Entries from a visual dataset
☆ ☆ ☆ ☆ ☆ ☆ ☆

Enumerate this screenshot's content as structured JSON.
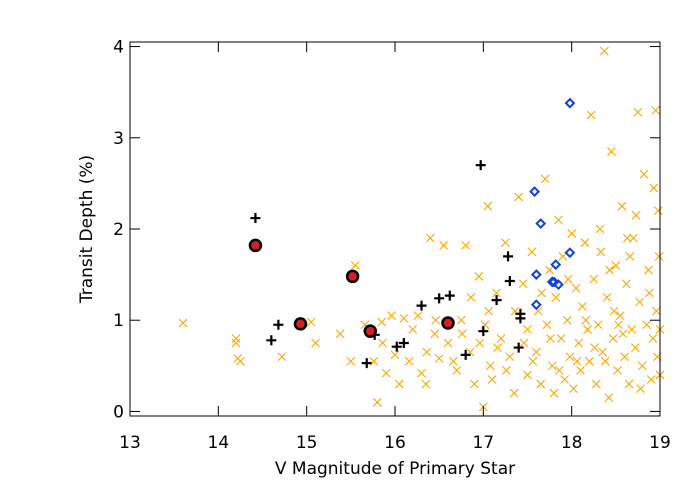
{
  "chart_data": {
    "type": "scatter",
    "xlabel": "V Magnitude of Primary Star",
    "ylabel": "Transit Depth (%)",
    "xlim": [
      13,
      19
    ],
    "xticks": [
      13,
      14,
      15,
      16,
      17,
      18,
      19
    ],
    "ylim": [
      -0.05,
      4.05
    ],
    "yticks": [
      0,
      1,
      2,
      3,
      4
    ],
    "series": [
      {
        "marker": "x",
        "color": "#ffa500",
        "x": [
          13.6,
          14.2,
          14.22,
          14.25,
          14.2,
          14.72,
          15.05,
          15.1,
          15.38,
          15.55,
          15.5,
          15.8,
          15.85,
          15.9,
          16.0,
          16.05,
          16.1,
          16.2,
          16.3,
          16.35,
          16.4,
          16.45,
          16.5,
          16.55,
          16.6,
          16.7,
          16.75,
          16.8,
          16.85,
          16.9,
          16.95,
          17.0,
          17.02,
          17.05,
          17.08,
          17.1,
          17.15,
          17.2,
          17.25,
          17.3,
          17.35,
          17.4,
          17.45,
          17.5,
          17.5,
          17.55,
          17.6,
          17.62,
          17.65,
          17.7,
          17.72,
          17.75,
          17.78,
          17.8,
          17.82,
          17.85,
          17.88,
          17.9,
          17.92,
          17.95,
          17.98,
          18.0,
          18.02,
          18.05,
          18.08,
          18.1,
          18.12,
          18.15,
          18.18,
          18.2,
          18.22,
          18.25,
          18.28,
          18.3,
          18.32,
          18.35,
          18.37,
          18.4,
          18.42,
          18.45,
          18.47,
          18.5,
          18.52,
          18.55,
          18.57,
          18.6,
          18.62,
          18.65,
          18.68,
          18.7,
          18.72,
          18.75,
          18.77,
          18.8,
          18.82,
          18.85,
          18.87,
          18.9,
          18.92,
          18.95,
          18.96,
          18.97,
          18.98,
          18.99,
          19.0,
          19.0,
          18.88,
          18.78,
          18.66,
          18.58,
          18.48,
          18.38,
          18.26,
          18.16,
          18.06,
          17.96,
          17.86,
          17.76,
          17.66,
          17.56,
          17.46,
          17.36,
          17.26,
          17.16,
          17.06,
          16.96,
          16.86,
          16.76,
          16.66,
          16.46,
          16.36,
          16.26,
          16.16,
          15.96,
          15.86,
          15.76,
          15.66,
          18.93,
          18.73,
          18.63,
          18.53,
          18.43,
          18.33
        ],
        "values": [
          0.97,
          0.8,
          0.58,
          0.55,
          0.75,
          0.6,
          0.98,
          0.75,
          0.85,
          1.6,
          0.55,
          0.1,
          0.98,
          0.42,
          0.62,
          0.3,
          1.02,
          0.9,
          0.42,
          0.3,
          1.9,
          0.85,
          0.58,
          1.82,
          0.75,
          0.45,
          1.0,
          1.82,
          0.65,
          0.3,
          1.48,
          0.05,
          0.95,
          2.25,
          0.5,
          0.35,
          1.3,
          0.8,
          1.85,
          0.6,
          0.2,
          2.35,
          1.4,
          0.9,
          0.4,
          1.75,
          0.65,
          1.1,
          0.3,
          2.55,
          0.95,
          1.55,
          0.5,
          0.2,
          1.25,
          2.1,
          0.8,
          1.7,
          0.35,
          1.0,
          0.6,
          1.95,
          0.25,
          1.35,
          0.75,
          0.45,
          1.15,
          1.85,
          0.9,
          0.55,
          3.25,
          1.45,
          0.3,
          0.95,
          2.0,
          0.65,
          3.95,
          1.25,
          0.15,
          2.85,
          0.8,
          1.6,
          0.45,
          1.05,
          2.25,
          0.6,
          1.4,
          0.3,
          0.9,
          1.9,
          0.7,
          3.28,
          1.2,
          0.5,
          2.6,
          0.95,
          1.55,
          0.35,
          0.8,
          3.3,
          1.1,
          0.6,
          2.2,
          1.7,
          0.9,
          0.4,
          1.3,
          0.25,
          1.7,
          0.85,
          1.1,
          0.55,
          0.7,
          1.0,
          0.55,
          1.45,
          0.45,
          0.8,
          1.3,
          0.55,
          0.75,
          1.1,
          0.45,
          0.7,
          1.1,
          0.75,
          1.25,
          0.85,
          0.55,
          1.0,
          0.65,
          1.05,
          0.55,
          1.05,
          0.75,
          0.55,
          0.95,
          2.45,
          2.15,
          1.9,
          0.95,
          1.55,
          1.75
        ]
      },
      {
        "marker": "plus",
        "color": "#000000",
        "x": [
          14.42,
          14.6,
          14.68,
          15.68,
          15.77,
          16.02,
          16.1,
          16.3,
          16.5,
          16.62,
          16.8,
          16.97,
          17.0,
          17.15,
          17.28,
          17.3,
          17.42,
          17.42,
          17.4
        ],
        "values": [
          2.12,
          0.78,
          0.95,
          0.53,
          0.84,
          0.71,
          0.75,
          1.16,
          1.24,
          1.27,
          0.62,
          2.7,
          0.88,
          1.22,
          1.7,
          1.43,
          1.02,
          1.07,
          0.7
        ]
      },
      {
        "marker": "diamond",
        "color": "#1040e0",
        "x": [
          17.58,
          17.65,
          17.98,
          17.82,
          17.6,
          17.8,
          17.85,
          17.6,
          17.98,
          17.78
        ],
        "values": [
          2.41,
          2.06,
          3.38,
          1.61,
          1.5,
          1.42,
          1.39,
          1.17,
          1.74,
          1.42
        ]
      },
      {
        "marker": "circle",
        "color": "#d42020",
        "edgecolor": "#000000",
        "x": [
          14.42,
          14.93,
          15.52,
          15.72,
          16.6
        ],
        "values": [
          1.82,
          0.96,
          1.48,
          0.88,
          0.97
        ]
      }
    ]
  }
}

☆ ☆ ☆ ☆ ☆ ☆ ☆

TASK GOAL — Scan the material for lines with the word "marker", and copy each line you find.

COMPLETED TASK —
        "marker": "x",
        "marker": "plus",
        "marker": "diamond",
        "marker": "circle",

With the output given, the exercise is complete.